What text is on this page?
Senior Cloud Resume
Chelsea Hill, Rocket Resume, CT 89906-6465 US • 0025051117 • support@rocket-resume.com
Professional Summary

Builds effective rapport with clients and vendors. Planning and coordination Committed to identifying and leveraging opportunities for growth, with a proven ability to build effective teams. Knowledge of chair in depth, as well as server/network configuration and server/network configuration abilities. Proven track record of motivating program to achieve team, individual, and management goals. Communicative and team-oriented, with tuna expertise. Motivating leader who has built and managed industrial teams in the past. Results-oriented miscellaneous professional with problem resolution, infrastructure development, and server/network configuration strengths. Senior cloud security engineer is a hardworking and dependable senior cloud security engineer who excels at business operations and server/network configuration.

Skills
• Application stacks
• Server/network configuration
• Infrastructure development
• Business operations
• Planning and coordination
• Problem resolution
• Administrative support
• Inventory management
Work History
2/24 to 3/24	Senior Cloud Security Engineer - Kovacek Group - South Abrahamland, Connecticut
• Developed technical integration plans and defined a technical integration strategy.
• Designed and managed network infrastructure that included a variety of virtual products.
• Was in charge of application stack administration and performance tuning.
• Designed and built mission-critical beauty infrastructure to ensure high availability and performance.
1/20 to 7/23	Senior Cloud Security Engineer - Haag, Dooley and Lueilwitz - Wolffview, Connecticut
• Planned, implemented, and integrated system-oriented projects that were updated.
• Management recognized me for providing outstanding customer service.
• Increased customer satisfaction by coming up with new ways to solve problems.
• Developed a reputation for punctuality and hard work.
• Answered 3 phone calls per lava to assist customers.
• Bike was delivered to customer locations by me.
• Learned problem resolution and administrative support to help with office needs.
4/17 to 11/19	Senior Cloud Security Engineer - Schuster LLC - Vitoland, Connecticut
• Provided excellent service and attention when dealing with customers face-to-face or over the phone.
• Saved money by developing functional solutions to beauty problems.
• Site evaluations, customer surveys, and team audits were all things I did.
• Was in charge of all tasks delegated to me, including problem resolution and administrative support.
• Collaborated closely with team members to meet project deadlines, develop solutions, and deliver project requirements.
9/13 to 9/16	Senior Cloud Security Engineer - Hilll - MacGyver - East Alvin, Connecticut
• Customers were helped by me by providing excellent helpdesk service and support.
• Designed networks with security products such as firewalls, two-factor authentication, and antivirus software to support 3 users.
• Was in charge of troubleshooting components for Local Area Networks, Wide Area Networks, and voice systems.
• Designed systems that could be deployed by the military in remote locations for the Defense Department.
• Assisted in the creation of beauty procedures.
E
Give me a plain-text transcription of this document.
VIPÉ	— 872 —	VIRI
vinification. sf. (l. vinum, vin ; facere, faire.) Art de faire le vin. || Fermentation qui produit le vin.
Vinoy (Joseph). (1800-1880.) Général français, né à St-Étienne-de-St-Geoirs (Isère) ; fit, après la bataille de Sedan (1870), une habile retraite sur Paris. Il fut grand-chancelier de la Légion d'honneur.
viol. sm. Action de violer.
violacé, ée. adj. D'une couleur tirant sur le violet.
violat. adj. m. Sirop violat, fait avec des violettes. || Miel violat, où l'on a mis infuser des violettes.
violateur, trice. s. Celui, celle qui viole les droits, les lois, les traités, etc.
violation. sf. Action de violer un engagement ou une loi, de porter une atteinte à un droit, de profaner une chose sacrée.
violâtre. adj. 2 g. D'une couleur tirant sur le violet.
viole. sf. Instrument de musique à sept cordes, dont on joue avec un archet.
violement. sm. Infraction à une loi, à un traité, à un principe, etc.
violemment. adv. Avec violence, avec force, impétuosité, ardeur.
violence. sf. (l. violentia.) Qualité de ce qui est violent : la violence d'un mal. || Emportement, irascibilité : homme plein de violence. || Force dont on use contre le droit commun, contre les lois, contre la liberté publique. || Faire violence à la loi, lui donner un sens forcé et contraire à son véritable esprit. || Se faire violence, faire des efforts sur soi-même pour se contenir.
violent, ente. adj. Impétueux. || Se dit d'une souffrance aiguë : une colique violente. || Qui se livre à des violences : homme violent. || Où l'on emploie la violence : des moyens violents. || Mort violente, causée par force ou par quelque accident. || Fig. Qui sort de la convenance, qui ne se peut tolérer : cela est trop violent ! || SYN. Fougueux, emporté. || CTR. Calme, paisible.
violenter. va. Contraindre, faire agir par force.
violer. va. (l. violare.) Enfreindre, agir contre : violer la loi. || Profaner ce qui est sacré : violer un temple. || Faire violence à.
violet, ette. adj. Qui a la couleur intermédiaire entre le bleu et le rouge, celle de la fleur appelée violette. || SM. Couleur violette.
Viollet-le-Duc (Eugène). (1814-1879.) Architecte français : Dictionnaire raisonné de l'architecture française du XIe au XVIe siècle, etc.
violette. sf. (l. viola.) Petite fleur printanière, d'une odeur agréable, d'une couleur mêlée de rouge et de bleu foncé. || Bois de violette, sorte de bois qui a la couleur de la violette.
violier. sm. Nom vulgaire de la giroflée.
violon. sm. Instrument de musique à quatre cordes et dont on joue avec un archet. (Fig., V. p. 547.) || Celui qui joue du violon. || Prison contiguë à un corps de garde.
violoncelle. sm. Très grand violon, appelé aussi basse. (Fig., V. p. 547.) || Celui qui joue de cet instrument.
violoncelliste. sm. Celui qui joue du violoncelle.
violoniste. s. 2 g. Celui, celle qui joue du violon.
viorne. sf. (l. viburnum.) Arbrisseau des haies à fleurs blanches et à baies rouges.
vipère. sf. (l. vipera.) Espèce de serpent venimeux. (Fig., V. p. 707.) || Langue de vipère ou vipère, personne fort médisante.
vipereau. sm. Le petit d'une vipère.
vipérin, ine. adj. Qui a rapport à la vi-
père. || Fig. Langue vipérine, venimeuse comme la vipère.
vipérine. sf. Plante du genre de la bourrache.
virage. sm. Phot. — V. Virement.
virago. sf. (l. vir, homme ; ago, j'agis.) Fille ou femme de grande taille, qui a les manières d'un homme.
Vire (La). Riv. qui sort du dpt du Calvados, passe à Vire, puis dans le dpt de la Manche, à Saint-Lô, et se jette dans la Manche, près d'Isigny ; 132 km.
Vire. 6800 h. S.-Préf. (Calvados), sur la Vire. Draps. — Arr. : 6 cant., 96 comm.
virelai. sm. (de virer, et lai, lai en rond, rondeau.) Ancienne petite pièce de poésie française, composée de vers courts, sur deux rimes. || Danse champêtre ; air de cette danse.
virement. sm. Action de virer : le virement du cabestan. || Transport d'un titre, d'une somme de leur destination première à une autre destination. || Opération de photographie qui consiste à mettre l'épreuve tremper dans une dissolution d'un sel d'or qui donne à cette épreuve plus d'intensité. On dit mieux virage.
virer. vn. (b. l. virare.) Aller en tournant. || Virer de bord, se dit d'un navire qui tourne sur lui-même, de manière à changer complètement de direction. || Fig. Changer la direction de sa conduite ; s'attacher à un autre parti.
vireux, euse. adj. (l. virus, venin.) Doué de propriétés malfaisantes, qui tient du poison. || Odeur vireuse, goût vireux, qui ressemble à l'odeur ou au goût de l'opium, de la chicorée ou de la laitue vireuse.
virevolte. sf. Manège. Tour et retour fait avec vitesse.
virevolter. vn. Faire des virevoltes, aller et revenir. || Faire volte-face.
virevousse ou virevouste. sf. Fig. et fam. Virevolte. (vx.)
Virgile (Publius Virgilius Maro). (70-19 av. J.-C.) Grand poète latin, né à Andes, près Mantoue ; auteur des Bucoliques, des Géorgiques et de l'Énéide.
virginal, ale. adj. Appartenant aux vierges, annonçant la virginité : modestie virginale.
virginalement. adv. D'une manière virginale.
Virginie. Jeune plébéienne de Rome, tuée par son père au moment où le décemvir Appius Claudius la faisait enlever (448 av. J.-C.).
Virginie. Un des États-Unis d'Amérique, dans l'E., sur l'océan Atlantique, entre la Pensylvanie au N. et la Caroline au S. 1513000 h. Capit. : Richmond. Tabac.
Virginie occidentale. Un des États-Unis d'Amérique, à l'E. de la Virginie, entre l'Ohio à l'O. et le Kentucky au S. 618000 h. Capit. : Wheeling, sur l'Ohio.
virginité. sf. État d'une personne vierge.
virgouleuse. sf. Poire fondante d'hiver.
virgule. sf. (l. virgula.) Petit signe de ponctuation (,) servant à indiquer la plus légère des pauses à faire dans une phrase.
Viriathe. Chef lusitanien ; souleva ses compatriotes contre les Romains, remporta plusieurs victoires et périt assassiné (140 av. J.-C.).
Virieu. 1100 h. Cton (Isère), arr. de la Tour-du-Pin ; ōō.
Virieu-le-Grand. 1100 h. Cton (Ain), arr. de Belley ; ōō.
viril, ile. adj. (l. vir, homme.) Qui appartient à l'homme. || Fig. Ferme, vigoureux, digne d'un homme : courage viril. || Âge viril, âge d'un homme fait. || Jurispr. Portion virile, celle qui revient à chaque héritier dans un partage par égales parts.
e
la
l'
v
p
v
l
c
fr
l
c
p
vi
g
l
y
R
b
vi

What you are asked to do: Every line above that contains the word "joue" should be reported.

Answer section:
viole. sf. Instrument de musique à sept cordes, dont on joue avec un archet.
violon. sm. Instrument de musique à quatre cordes et dont on joue avec un archet. (Fig., V. p. 547.) || Celui qui joue du violon. || Prison contiguë à un corps de garde.
violoncelle. sm. Très grand violon, appelé aussi basse. (Fig., V. p. 547.) || Celui qui joue de cet instrument.
violoncelliste. sm. Celui qui joue du violoncelle.
violoniste. s. 2 g. Celui, celle qui joue du violon.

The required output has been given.